▶ [Required work] Write out all of the lines below, exactly and completely.

===== Listing =====

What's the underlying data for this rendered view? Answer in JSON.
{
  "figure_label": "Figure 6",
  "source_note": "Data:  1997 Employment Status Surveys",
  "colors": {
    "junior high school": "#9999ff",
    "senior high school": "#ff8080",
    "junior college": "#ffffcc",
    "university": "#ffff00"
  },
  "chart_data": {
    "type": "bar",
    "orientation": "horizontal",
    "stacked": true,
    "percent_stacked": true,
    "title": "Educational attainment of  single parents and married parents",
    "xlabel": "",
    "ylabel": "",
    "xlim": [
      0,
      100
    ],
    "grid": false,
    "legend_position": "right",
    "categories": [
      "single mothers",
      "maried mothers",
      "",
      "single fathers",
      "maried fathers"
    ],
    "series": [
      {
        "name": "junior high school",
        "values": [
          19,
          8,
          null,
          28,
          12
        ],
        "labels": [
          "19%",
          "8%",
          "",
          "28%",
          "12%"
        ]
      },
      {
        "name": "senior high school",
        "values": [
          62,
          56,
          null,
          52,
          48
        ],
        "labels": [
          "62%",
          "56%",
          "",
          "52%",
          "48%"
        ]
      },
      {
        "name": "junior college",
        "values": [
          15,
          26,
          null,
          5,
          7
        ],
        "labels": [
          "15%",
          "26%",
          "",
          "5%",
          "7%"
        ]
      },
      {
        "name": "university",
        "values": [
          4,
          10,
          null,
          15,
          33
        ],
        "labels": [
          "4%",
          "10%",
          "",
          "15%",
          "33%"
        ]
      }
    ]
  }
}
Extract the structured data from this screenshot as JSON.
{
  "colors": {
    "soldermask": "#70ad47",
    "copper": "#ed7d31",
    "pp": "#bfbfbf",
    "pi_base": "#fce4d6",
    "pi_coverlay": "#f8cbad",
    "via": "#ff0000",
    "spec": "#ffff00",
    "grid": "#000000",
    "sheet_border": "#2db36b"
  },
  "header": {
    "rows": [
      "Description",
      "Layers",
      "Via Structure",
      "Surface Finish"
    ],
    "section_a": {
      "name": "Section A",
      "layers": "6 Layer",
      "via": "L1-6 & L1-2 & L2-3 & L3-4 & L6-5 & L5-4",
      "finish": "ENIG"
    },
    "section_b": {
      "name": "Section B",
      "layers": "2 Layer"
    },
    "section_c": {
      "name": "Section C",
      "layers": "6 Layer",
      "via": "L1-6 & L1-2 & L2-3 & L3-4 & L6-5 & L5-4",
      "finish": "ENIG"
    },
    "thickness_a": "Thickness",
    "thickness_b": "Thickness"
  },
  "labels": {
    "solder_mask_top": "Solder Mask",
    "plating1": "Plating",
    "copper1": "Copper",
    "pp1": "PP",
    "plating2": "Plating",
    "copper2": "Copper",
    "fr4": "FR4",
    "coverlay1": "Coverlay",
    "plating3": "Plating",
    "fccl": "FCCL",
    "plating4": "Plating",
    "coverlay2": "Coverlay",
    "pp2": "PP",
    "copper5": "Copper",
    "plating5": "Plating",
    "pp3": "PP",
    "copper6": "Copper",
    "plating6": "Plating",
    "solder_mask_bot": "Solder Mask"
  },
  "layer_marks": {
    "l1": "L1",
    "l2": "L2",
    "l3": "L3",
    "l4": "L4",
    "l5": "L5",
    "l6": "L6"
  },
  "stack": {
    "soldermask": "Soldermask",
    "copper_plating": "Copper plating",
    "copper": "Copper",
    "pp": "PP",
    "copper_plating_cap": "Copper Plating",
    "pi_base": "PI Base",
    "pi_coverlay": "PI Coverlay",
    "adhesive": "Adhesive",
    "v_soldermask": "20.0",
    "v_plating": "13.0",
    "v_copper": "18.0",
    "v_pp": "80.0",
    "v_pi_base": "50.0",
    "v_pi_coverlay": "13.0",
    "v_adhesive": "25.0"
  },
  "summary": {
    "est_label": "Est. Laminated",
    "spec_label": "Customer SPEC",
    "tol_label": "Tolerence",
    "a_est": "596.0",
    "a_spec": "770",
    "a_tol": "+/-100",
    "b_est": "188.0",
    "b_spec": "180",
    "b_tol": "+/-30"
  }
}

=====

▶ [Answer to the task]
What's the underlying data for this rendered view? Answer in JSON.
{
  "figure_label": "Figure 6",
  "source_note": "Data:  1997 Employment Status Surveys",
  "colors": {
    "junior high school": "#9999ff",
    "senior high school": "#ff8080",
    "junior college": "#ffffcc",
    "university": "#ffff00"
  },
  "chart_data": {
    "type": "bar",
    "orientation": "horizontal",
    "stacked": true,
    "percent_stacked": true,
    "title": "Educational attainment of  single parents and married parents",
    "xlabel": "",
    "ylabel": "",
    "xlim": [
      0,
      100
    ],
    "grid": false,
    "legend_position": "right",
    "categories": [
      "single mothers",
      "maried mothers",
      "",
      "single fathers",
      "maried fathers"
    ],
    "series": [
      {
        "name": "junior high school",
        "values": [
          19,
          8,
          null,
          28,
          12
        ],
        "labels": [
          "19%",
          "8%",
          "",
          "28%",
          "12%"
        ]
      },
      {
        "name": "senior high school",
        "values": [
          62,
          56,
          null,
          52,
          48
        ],
        "labels": [
          "62%",
          "56%",
          "",
          "52%",
          "48%"
        ]
      },
      {
        "name": "junior college",
        "values": [
          15,
          26,
          null,
          5,
          7
        ],
        "labels": [
          "15%",
          "26%",
          "",
          "5%",
          "7%"
        ]
      },
      {
        "name": "university",
        "values": [
          4,
          10,
          null,
          15,
          33
        ],
        "labels": [
          "4%",
          "10%",
          "",
          "15%",
          "33%"
        ]
      }
    ]
  }
}
Extract the structured data from this screenshot as JSON.
{
  "colors": {
    "soldermask": "#70ad47",
    "copper": "#ed7d31",
    "pp": "#bfbfbf",
    "pi_base": "#fce4d6",
    "pi_coverlay": "#f8cbad",
    "via": "#ff0000",
    "spec": "#ffff00",
    "grid": "#000000",
    "sheet_border": "#2db36b"
  },
  "header": {
    "rows": [
      "Description",
      "Layers",
      "Via Structure",
      "Surface Finish"
    ],
    "section_a": {
      "name": "Section A",
      "layers": "6 Layer",
      "via": "L1-6 & L1-2 & L2-3 & L3-4 & L6-5 & L5-4",
      "finish": "ENIG"
    },
    "section_b": {
      "name": "Section B",
      "layers": "2 Layer"
    },
    "section_c": {
      "name": "Section C",
      "layers": "6 Layer",
      "via": "L1-6 & L1-2 & L2-3 & L3-4 & L6-5 & L5-4",
      "finish": "ENIG"
    },
    "thickness_a": "Thickness",
    "thickness_b": "Thickness"
  },
  "labels": {
    "solder_mask_top": "Solder Mask",
    "plating1": "Plating",
    "copper1": "Copper",
    "pp1": "PP",
    "plating2": "Plating",
    "copper2": "Copper",
    "fr4": "FR4",
    "coverlay1": "Coverlay",
    "plating3": "Plating",
    "fccl": "FCCL",
    "plating4": "Plating",
    "coverlay2": "Coverlay",
    "pp2": "PP",
    "copper5": "Copper",
    "plating5": "Plating",
    "pp3": "PP",
    "copper6": "Copper",
    "plating6": "Plating",
    "solder_mask_bot": "Solder Mask"
  },
  "layer_marks": {
    "l1": "L1",
    "l2": "L2",
    "l3": "L3",
    "l4": "L4",
    "l5": "L5",
    "l6": "L6"
  },
  "stack": {
    "soldermask": "Soldermask",
    "copper_plating": "Copper plating",
    "copper": "Copper",
    "pp": "PP",
    "copper_plating_cap": "Copper Plating",
    "pi_base": "PI Base",
    "pi_coverlay": "PI Coverlay",
    "adhesive": "Adhesive",
    "v_soldermask": "20.0",
    "v_plating": "13.0",
    "v_copper": "18.0",
    "v_pp": "80.0",
    "v_pi_base": "50.0",
    "v_pi_coverlay": "13.0",
    "v_adhesive": "25.0"
  },
  "summary": {
    "est_label": "Est. Laminated",
    "spec_label": "Customer SPEC",
    "tol_label": "Tolerence",
    "a_est": "596.0",
    "a_spec": "770",
    "a_tol": "+/-100",
    "b_est": "188.0",
    "b_spec": "180",
    "b_tol": "+/-30"
  }
}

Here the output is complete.